[Records about charts and figures]
==================================================
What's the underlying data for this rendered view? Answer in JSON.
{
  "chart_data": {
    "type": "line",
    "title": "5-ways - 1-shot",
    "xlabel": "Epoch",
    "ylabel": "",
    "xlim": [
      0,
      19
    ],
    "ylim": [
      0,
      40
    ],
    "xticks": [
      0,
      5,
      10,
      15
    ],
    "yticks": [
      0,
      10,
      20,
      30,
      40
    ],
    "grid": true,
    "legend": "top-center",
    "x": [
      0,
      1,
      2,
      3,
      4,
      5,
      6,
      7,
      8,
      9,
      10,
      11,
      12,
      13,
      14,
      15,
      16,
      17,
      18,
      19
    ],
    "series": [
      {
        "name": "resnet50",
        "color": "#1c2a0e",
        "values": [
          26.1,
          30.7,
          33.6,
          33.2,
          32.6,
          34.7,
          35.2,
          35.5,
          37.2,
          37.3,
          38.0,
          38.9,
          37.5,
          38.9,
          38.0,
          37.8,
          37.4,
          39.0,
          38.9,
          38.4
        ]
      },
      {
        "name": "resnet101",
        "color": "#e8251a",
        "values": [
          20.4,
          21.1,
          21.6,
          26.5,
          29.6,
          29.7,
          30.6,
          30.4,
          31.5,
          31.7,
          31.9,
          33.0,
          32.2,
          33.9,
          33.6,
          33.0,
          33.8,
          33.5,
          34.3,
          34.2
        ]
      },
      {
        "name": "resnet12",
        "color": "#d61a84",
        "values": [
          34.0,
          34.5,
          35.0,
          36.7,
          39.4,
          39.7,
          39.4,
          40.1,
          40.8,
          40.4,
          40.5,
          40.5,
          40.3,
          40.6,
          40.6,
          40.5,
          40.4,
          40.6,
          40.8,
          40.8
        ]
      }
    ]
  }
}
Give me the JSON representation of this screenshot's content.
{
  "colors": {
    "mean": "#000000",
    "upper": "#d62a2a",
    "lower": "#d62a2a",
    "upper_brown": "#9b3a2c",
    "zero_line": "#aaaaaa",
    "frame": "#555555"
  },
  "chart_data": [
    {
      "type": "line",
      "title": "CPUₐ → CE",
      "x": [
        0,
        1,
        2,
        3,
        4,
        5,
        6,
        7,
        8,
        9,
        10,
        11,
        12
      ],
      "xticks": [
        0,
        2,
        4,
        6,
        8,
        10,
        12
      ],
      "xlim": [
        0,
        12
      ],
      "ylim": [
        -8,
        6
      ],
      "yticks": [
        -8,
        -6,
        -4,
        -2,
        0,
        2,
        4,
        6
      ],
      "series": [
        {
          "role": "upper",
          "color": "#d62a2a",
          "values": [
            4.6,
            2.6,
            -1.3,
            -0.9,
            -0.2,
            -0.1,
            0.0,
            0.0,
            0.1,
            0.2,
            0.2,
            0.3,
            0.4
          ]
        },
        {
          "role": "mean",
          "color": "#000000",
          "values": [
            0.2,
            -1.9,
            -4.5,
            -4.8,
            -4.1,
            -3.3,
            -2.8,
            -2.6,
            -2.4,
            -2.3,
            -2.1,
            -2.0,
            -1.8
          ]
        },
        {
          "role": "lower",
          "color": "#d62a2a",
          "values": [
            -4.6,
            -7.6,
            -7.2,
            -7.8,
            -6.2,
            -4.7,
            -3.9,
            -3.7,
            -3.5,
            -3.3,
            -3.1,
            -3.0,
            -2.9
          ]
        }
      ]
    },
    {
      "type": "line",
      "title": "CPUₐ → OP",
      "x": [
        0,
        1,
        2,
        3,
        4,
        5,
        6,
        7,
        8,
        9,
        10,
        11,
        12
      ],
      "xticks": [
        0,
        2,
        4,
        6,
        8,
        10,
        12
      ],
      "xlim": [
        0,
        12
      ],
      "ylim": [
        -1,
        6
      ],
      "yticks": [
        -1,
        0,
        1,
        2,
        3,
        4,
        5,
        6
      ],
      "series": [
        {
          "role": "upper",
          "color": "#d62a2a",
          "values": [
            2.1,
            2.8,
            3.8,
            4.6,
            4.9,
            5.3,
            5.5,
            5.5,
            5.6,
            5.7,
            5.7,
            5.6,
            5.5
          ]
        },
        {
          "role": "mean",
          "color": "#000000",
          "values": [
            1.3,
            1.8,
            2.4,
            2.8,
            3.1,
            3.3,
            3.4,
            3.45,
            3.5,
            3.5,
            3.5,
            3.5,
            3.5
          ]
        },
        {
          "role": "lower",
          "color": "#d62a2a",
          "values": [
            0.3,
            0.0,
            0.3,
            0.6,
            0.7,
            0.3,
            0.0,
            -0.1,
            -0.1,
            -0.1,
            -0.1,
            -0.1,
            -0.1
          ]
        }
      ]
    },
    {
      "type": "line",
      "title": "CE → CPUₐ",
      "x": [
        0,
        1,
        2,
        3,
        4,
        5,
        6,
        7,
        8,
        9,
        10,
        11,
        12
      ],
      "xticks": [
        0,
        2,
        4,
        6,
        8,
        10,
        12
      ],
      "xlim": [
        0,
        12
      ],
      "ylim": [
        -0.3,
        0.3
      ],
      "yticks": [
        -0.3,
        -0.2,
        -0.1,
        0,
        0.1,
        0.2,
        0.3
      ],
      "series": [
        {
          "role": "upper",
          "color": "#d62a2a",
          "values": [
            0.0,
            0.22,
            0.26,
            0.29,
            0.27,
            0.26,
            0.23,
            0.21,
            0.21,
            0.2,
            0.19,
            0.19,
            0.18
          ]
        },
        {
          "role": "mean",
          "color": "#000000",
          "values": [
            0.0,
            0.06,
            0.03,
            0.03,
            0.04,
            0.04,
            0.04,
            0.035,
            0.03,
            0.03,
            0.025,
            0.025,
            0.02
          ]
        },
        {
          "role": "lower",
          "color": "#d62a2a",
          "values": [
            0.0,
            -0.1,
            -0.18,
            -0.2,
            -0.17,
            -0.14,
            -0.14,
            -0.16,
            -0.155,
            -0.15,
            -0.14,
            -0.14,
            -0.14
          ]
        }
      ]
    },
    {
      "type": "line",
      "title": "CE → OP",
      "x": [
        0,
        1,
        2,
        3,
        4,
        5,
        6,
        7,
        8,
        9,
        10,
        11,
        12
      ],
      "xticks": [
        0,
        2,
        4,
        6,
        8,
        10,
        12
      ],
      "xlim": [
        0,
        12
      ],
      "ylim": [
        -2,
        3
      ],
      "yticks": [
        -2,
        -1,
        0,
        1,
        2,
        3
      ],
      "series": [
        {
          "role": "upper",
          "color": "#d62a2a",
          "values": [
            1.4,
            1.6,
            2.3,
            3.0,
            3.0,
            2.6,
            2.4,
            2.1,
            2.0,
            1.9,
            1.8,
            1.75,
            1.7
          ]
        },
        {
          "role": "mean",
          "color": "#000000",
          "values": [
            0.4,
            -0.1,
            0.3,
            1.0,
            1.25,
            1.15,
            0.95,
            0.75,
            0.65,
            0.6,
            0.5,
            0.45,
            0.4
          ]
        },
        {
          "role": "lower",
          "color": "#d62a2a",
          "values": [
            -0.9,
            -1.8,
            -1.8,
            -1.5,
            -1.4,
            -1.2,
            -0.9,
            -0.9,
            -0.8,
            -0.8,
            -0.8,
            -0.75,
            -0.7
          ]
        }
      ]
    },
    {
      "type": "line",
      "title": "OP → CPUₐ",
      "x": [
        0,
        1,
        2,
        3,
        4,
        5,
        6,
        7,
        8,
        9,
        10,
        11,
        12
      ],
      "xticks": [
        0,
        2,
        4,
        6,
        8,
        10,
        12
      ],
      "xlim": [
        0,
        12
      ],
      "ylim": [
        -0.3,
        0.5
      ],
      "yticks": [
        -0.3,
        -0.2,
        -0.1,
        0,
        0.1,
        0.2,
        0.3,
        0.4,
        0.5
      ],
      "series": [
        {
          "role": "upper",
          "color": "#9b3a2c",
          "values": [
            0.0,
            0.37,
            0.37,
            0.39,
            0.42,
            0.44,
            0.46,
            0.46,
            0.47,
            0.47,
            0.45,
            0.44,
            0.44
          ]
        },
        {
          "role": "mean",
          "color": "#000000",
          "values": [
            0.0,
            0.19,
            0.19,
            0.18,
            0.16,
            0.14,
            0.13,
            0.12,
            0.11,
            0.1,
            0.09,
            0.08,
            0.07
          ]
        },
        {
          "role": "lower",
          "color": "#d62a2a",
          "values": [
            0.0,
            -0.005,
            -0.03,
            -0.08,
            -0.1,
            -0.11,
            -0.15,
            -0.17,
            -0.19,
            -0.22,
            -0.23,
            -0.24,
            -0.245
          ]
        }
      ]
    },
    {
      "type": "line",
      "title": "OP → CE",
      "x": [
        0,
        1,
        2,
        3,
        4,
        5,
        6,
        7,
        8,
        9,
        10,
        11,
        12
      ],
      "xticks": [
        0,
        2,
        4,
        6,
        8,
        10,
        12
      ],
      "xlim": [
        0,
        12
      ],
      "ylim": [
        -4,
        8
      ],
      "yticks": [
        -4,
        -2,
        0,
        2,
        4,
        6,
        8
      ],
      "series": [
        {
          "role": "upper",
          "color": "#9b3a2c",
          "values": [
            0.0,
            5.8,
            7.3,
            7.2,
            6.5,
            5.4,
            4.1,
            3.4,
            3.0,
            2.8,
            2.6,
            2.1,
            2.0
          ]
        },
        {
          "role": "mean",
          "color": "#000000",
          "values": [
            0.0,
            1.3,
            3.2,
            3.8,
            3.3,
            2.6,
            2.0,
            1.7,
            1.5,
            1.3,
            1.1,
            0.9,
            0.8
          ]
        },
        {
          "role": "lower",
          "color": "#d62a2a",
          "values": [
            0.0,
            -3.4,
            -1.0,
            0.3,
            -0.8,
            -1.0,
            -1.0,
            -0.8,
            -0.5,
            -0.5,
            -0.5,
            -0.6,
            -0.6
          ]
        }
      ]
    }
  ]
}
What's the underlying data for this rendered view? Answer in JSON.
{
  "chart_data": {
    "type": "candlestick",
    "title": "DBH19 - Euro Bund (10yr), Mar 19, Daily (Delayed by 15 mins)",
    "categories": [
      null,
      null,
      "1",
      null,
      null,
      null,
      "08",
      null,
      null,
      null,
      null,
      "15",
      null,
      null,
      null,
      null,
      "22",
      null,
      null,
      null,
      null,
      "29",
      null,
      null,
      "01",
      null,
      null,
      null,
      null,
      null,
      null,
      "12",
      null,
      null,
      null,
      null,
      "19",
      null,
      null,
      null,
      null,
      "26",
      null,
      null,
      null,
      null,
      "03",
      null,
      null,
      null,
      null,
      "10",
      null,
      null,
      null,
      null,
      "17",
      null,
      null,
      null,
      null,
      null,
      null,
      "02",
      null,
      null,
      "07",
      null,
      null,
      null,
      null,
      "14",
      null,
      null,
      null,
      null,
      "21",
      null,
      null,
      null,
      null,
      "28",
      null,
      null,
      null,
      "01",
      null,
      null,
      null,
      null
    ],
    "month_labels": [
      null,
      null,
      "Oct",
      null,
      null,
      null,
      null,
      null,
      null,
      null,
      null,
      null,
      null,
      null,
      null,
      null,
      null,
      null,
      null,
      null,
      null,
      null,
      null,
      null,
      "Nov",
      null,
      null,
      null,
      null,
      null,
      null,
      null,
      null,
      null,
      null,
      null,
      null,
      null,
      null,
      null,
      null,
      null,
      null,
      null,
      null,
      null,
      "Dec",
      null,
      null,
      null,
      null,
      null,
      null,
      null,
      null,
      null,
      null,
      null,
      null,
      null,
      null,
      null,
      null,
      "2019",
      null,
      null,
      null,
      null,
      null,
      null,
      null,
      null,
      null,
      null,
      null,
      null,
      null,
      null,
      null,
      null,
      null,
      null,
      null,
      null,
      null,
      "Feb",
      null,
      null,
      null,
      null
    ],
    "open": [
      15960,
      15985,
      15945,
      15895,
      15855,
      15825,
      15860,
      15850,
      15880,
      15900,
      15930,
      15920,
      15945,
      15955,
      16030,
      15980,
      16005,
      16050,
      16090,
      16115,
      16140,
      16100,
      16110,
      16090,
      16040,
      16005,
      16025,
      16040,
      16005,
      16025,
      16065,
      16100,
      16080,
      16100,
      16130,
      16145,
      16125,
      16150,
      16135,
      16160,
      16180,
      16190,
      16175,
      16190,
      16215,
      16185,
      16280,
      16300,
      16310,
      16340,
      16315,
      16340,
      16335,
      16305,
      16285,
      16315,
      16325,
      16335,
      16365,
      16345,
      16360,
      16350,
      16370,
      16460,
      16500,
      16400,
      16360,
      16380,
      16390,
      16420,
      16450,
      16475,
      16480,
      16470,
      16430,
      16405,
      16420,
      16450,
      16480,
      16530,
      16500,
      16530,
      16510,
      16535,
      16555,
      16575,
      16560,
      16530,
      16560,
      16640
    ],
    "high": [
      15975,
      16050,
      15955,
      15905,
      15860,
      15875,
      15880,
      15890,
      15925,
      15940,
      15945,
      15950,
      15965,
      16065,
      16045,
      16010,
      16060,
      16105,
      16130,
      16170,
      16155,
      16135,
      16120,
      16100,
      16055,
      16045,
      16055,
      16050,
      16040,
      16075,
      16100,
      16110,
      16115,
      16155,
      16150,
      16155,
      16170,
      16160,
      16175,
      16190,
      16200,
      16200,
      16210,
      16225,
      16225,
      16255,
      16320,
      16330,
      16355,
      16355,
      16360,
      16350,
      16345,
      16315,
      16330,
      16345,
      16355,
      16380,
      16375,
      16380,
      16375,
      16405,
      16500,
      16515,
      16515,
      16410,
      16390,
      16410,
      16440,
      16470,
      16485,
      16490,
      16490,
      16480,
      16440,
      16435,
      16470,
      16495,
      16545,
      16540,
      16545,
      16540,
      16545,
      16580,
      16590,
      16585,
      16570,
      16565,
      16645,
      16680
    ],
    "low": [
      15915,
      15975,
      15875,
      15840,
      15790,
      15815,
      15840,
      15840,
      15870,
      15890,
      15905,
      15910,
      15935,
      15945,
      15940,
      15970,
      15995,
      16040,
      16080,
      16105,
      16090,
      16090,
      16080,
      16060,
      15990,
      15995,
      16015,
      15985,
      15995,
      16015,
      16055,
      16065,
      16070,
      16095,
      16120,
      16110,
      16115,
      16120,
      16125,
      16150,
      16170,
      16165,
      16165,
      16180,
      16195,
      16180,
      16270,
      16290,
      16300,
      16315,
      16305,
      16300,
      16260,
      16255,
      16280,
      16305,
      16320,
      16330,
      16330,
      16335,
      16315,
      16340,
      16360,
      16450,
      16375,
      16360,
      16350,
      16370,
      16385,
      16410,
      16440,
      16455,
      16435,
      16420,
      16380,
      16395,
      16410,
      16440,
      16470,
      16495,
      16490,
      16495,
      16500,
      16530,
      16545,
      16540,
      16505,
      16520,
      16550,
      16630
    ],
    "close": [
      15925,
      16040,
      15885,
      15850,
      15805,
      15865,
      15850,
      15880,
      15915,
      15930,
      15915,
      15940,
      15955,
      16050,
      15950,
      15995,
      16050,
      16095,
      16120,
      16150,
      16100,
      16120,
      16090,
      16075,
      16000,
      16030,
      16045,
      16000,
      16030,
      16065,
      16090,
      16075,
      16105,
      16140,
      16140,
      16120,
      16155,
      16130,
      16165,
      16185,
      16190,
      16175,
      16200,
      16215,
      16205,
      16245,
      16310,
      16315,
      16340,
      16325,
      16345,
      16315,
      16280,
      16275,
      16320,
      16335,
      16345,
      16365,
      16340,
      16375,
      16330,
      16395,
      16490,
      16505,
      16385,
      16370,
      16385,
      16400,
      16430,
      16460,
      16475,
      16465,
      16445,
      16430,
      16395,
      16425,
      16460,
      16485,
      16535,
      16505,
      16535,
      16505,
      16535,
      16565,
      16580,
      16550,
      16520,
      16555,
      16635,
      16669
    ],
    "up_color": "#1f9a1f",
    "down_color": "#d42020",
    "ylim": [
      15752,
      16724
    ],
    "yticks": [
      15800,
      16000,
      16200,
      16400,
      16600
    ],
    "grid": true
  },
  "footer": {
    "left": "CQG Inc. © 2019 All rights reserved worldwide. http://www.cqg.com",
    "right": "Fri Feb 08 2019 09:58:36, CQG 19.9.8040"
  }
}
==================================================
■ WRITTEN PROBLEM:
Supply the count of lines in the entries that contain the word "title", and nothing besides.

■ WRITTEN RESPONSE:
8